** GOAL OF THE EXERCISE **
Which lines of the records contain "time"? Collect every one of them.

** DATA **
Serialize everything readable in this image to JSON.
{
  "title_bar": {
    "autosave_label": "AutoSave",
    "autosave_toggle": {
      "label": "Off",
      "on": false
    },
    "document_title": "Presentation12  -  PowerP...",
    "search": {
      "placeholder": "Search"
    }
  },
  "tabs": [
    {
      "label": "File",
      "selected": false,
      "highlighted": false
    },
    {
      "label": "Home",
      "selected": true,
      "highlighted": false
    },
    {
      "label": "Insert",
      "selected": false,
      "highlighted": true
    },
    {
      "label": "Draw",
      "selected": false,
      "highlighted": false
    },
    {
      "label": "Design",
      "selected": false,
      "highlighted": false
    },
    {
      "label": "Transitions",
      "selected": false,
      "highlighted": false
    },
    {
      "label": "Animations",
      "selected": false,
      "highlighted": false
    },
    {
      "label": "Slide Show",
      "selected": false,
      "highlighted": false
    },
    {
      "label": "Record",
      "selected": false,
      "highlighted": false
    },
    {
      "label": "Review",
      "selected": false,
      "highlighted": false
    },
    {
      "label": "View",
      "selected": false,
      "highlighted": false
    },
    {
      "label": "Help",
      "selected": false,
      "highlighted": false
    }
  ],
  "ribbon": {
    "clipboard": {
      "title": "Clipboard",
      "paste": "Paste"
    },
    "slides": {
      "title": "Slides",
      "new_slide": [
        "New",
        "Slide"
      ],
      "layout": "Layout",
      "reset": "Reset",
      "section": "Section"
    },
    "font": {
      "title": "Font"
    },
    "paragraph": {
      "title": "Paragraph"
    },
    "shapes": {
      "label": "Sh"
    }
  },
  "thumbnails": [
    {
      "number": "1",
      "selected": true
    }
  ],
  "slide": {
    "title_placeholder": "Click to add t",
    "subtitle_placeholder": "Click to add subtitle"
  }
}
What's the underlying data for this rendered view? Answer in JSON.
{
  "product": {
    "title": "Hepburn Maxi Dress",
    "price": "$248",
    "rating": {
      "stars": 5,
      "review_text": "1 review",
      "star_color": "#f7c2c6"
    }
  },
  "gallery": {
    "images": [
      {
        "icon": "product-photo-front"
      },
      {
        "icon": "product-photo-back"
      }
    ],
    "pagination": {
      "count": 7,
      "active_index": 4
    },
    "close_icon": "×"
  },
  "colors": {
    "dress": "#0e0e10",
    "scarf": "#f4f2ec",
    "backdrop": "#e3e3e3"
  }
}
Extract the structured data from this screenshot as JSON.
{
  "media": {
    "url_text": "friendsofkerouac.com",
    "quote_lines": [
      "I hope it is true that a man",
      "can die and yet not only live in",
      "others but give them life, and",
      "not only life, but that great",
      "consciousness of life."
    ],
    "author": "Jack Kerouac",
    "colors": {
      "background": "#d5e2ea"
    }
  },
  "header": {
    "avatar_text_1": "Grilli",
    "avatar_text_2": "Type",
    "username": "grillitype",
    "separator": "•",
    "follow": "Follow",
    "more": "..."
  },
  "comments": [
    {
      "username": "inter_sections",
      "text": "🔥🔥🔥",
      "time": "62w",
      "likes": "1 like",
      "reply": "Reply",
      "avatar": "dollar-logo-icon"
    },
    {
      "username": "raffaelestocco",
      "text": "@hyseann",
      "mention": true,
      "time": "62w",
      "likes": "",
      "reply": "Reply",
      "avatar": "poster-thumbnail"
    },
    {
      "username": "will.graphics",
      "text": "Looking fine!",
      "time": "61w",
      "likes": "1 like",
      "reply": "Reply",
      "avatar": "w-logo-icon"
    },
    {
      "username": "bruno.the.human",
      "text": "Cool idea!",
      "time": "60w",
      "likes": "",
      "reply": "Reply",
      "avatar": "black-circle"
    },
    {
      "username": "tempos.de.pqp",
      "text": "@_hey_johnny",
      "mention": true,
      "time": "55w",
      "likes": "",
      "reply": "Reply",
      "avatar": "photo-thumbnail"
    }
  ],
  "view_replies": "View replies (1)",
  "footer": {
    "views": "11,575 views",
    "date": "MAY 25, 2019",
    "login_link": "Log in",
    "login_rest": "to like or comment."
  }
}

** TASK RESULT **
      "time": "62w",
      "time": "62w",
      "time": "61w",
      "time": "60w",
      "time": "55w",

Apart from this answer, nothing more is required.